Below are the records; collect from them each line containing the string "dimensions".

=== MATERIAL FOR THIS TASK ===

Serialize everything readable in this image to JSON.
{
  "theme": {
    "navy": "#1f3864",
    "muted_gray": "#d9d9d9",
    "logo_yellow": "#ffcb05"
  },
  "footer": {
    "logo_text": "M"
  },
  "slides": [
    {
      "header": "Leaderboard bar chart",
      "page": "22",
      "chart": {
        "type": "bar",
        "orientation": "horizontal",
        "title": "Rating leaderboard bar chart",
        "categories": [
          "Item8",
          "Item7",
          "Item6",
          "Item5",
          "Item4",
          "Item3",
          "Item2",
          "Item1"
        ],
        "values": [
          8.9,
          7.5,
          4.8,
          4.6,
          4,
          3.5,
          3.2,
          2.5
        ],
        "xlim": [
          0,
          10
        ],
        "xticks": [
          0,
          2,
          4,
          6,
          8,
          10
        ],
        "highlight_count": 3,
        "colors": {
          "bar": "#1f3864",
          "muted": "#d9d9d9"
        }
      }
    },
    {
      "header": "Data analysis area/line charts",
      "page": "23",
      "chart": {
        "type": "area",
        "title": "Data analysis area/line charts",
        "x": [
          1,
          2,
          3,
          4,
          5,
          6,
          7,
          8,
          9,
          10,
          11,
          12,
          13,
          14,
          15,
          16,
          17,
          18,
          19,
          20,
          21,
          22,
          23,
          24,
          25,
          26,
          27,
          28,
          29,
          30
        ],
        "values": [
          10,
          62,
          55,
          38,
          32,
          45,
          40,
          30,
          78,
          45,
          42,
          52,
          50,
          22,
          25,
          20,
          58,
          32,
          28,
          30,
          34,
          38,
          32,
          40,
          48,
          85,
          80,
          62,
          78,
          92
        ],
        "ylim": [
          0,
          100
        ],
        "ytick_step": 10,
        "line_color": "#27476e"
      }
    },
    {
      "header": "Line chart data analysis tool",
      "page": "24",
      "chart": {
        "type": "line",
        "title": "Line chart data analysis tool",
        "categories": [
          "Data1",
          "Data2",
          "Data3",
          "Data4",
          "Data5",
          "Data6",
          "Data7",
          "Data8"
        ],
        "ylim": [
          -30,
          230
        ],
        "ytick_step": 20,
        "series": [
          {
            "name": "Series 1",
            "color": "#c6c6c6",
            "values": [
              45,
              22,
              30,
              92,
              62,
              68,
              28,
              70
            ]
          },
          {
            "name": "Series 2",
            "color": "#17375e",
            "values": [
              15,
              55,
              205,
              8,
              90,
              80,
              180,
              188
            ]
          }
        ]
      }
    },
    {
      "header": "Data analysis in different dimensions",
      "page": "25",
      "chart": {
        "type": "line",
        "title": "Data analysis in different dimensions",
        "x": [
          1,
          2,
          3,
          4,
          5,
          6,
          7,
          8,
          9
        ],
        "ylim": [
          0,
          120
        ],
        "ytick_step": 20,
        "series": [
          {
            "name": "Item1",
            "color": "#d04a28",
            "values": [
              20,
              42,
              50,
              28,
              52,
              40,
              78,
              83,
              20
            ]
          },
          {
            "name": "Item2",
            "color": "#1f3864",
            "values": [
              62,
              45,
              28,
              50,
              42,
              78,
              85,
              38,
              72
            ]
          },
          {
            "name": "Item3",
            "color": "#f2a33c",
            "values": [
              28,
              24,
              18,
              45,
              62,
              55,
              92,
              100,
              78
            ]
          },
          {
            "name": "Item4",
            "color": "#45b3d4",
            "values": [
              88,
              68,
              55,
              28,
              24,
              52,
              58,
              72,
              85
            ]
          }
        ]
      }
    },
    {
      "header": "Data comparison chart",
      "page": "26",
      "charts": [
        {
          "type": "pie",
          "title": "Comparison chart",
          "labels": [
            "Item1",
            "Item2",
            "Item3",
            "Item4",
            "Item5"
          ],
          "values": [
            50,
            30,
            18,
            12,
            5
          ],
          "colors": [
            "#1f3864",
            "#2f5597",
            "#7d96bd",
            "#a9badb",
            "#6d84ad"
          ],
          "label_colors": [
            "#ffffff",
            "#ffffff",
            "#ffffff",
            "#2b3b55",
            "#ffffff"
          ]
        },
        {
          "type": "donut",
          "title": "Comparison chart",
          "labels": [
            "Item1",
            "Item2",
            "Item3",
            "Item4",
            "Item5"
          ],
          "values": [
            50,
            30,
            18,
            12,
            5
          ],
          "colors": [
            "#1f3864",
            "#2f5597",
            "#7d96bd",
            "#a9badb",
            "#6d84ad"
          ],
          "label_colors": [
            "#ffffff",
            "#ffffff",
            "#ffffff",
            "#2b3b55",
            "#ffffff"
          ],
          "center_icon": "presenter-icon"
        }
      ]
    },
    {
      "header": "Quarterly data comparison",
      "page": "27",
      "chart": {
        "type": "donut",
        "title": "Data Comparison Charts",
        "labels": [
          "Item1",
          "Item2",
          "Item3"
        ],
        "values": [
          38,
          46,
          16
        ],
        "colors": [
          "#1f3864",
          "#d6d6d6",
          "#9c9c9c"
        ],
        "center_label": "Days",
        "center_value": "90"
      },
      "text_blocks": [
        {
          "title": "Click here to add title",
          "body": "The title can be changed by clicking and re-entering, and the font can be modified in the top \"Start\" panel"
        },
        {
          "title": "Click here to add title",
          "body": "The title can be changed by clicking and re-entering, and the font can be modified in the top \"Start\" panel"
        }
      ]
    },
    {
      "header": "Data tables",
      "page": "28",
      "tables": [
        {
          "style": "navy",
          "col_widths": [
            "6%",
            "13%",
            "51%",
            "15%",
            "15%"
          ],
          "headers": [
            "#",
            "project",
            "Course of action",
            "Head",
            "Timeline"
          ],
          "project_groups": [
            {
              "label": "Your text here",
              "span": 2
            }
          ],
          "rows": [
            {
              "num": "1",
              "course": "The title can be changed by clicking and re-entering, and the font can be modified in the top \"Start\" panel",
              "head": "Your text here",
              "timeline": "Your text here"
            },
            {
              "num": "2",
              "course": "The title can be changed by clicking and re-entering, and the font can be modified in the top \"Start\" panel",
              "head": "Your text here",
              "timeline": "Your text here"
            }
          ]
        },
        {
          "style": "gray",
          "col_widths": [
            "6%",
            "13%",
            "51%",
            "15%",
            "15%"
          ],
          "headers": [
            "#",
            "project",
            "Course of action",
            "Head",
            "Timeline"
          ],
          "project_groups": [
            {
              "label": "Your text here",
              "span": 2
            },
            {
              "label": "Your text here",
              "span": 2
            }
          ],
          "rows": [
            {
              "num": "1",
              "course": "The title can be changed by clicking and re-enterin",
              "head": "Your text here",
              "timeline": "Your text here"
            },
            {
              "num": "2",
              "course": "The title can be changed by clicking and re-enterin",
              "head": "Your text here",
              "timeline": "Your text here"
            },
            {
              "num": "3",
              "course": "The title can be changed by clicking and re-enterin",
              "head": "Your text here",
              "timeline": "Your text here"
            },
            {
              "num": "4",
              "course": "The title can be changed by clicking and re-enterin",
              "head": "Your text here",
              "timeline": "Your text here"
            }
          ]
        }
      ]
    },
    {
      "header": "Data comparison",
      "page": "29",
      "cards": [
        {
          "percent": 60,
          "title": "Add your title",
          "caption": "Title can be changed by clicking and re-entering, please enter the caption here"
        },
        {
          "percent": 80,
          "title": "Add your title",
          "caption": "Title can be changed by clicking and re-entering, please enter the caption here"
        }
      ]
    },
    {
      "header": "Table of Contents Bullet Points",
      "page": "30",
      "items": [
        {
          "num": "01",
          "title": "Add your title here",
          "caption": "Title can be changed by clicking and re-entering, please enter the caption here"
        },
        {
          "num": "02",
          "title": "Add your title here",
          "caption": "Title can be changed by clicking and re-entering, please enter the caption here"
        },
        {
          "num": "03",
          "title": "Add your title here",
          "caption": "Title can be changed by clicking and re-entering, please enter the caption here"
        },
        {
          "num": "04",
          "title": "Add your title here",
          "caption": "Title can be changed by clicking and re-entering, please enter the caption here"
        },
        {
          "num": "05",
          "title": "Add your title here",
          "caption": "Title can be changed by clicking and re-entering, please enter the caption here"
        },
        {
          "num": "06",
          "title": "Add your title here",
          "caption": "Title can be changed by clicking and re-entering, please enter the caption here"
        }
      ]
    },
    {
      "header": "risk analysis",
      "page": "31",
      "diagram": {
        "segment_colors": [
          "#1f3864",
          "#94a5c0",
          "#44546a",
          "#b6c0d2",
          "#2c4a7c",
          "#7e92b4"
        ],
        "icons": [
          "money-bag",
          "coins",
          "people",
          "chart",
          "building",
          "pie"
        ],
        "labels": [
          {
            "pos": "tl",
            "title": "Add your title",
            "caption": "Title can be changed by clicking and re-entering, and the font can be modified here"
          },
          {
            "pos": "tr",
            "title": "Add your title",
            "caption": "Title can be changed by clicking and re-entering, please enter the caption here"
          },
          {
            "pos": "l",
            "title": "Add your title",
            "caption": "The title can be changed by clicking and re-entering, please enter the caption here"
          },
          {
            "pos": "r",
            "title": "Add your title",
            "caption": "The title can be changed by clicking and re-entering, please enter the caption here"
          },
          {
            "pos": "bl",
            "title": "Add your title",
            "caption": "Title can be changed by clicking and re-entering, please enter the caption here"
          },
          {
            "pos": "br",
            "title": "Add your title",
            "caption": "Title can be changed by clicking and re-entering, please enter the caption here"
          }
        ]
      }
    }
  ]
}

===

§ COMPLETED EXERCISE
      "header": "Data analysis in different dimensions",
        "title": "Data analysis in different dimensions",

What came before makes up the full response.